__TASK OBJECTIVE__: Say how many lines contain "into"; the answer is the number alone.

__DATA TO USE__:
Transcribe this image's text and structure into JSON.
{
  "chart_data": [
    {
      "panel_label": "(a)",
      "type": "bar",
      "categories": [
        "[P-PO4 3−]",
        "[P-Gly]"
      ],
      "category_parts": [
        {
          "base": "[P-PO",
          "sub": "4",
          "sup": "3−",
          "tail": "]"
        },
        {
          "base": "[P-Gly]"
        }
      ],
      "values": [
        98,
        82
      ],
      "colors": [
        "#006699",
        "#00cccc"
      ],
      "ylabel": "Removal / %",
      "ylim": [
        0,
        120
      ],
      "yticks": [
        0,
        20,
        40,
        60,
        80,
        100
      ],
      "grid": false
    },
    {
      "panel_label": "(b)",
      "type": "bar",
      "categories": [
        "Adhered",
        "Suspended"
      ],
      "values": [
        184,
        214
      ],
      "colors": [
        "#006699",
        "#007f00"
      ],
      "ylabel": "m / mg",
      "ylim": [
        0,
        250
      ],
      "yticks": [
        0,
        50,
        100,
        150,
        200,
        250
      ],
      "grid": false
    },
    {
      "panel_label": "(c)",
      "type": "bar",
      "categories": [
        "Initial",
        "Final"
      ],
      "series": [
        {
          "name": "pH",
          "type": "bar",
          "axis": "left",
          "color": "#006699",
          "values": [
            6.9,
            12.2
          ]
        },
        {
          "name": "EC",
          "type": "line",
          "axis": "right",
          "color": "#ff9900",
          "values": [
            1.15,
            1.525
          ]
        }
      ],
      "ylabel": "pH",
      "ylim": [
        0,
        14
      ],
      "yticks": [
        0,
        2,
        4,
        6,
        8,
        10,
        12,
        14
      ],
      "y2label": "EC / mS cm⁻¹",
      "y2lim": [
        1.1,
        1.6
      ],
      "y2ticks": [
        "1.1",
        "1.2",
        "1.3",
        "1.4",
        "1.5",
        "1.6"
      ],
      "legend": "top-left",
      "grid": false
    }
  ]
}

==

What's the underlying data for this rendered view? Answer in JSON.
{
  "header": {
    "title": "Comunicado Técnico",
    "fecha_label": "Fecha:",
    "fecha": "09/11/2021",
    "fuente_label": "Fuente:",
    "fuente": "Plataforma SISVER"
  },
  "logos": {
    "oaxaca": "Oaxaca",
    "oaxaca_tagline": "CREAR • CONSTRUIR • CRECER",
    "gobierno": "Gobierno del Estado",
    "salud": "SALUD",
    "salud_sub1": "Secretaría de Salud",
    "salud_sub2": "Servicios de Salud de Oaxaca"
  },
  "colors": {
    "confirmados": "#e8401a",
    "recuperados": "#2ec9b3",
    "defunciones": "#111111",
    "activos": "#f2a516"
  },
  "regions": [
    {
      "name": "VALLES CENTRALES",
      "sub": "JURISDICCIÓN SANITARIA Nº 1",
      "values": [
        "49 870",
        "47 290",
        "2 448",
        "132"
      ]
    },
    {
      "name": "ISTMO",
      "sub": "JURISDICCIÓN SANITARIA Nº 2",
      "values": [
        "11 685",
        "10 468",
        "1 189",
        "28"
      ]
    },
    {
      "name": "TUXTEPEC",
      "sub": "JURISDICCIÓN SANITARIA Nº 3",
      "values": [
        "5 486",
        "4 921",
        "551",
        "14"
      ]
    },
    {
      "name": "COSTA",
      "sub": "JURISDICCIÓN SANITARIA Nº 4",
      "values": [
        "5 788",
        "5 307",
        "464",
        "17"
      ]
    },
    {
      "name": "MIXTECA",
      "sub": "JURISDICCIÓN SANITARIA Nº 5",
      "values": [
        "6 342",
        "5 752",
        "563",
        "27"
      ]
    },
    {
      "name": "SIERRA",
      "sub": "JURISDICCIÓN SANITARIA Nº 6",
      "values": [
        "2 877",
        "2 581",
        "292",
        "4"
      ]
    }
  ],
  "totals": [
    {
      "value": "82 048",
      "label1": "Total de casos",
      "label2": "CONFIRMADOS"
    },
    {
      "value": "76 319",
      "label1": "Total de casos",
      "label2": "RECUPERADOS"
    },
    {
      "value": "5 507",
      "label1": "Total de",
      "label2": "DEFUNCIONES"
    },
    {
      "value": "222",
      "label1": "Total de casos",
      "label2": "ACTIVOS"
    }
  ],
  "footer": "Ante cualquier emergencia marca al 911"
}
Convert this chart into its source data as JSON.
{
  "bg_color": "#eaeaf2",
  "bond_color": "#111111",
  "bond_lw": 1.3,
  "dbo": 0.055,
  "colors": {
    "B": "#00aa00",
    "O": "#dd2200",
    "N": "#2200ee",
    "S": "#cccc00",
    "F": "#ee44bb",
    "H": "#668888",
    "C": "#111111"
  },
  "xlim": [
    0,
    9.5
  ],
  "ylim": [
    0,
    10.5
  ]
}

...

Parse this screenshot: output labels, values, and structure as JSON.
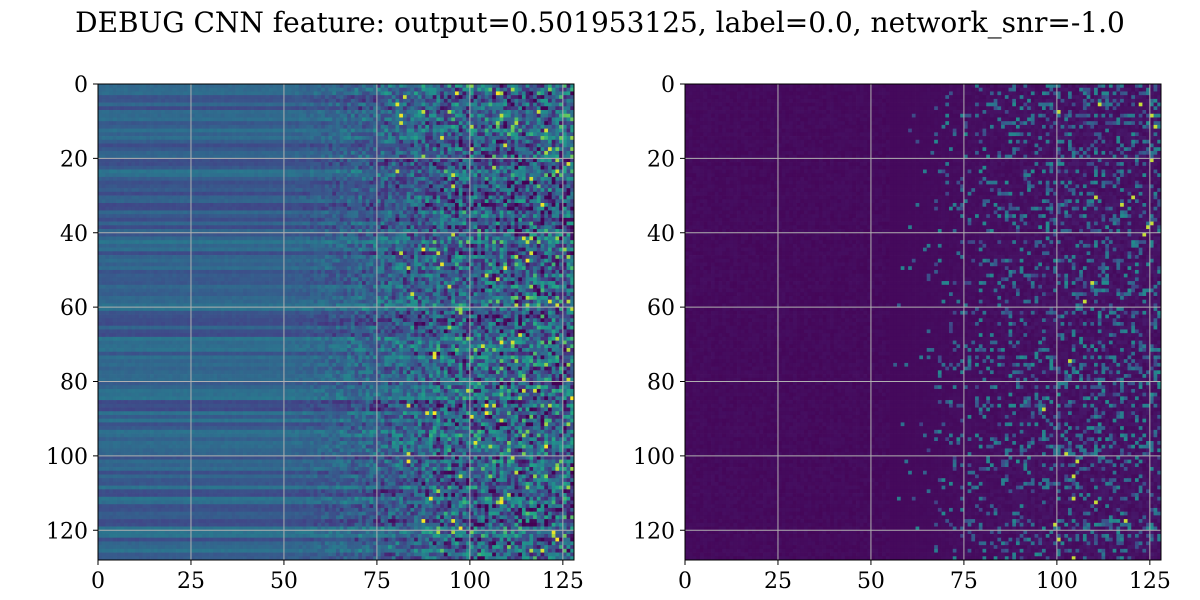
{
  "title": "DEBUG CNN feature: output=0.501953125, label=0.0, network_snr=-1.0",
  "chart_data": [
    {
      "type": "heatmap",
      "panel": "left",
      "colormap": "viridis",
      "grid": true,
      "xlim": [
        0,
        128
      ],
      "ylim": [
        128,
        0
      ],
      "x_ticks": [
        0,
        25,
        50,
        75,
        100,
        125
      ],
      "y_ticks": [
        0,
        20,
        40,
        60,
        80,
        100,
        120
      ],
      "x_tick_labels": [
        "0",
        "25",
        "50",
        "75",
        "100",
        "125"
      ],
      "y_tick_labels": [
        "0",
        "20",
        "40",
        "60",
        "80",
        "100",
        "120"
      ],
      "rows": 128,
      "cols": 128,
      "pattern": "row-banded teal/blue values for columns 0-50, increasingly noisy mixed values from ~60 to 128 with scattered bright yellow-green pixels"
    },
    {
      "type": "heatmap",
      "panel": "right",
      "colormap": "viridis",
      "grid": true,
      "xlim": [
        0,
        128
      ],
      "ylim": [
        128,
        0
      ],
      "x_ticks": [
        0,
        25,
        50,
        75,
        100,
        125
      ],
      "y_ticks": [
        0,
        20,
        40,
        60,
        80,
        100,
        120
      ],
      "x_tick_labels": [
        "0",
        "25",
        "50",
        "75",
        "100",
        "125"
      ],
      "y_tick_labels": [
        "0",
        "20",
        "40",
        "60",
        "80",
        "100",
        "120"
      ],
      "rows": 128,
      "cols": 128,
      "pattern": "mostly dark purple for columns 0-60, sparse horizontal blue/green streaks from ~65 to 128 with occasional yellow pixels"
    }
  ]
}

__SOLUTION BELOW__: 2